▶ EXTRACTED RECORDS:
-*-*-

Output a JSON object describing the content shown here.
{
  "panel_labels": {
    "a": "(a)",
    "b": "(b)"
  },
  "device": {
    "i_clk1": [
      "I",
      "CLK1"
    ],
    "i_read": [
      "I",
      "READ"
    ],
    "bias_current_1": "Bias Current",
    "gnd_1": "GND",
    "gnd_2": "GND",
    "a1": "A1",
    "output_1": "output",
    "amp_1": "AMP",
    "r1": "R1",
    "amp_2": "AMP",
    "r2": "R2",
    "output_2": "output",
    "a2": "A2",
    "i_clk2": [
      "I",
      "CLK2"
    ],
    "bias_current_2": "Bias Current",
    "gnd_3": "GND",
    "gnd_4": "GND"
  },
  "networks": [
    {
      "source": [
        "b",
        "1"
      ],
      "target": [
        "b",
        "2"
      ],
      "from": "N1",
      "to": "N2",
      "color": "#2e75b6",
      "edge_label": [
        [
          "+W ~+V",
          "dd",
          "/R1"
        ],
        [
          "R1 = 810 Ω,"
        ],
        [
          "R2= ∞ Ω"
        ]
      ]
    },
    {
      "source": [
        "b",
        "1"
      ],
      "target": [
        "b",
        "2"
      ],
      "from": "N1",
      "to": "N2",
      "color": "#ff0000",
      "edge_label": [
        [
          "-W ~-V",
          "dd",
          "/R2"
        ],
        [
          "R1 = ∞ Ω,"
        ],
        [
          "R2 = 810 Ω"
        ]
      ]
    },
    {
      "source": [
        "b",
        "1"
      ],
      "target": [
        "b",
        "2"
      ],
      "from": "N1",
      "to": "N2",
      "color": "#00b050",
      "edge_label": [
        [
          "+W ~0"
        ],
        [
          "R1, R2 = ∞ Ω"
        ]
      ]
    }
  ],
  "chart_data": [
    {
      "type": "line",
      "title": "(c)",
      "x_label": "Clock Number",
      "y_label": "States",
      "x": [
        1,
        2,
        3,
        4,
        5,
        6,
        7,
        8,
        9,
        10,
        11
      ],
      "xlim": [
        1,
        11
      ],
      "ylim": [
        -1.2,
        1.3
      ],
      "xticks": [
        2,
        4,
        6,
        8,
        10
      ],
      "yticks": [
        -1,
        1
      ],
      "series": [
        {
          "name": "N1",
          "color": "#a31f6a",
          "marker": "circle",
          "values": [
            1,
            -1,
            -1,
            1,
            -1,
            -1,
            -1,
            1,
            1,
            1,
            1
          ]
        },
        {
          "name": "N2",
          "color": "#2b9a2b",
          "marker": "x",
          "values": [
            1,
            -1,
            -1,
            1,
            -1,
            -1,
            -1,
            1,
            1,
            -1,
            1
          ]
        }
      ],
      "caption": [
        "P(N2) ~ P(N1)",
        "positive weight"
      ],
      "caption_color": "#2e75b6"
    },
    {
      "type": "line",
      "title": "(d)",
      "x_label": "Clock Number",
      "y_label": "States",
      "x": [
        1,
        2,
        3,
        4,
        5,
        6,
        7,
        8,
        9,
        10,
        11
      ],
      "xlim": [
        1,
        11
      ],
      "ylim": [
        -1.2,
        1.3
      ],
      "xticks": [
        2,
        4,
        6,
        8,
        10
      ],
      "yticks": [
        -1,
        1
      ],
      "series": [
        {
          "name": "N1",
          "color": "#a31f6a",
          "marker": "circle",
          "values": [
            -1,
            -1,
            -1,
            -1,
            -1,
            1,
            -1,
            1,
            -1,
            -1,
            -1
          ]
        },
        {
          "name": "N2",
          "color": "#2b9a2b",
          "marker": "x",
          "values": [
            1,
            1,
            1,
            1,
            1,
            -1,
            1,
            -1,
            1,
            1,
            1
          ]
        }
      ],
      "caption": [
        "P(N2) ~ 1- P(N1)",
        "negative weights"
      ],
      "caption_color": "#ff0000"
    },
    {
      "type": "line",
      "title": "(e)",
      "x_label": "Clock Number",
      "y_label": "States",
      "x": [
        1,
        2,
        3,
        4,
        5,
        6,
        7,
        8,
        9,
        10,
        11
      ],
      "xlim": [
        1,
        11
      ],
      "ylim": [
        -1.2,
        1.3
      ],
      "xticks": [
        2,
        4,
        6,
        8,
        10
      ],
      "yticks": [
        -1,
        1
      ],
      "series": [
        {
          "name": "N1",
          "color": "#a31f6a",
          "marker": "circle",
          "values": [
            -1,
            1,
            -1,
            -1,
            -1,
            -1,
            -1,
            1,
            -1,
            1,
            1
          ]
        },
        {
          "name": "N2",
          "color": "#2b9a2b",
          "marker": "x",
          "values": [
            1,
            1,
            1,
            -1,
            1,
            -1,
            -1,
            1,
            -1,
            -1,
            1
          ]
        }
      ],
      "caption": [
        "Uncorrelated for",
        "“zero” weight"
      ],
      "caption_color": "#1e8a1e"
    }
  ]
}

-*-*-

▶ DO THIS:
Copy out every line of the material above that mentions the word "Bias".

▶ SOLUTION TO THE EXERCISE:
    "bias_current_1": "Bias Current",
    "bias_current_2": "Bias Current",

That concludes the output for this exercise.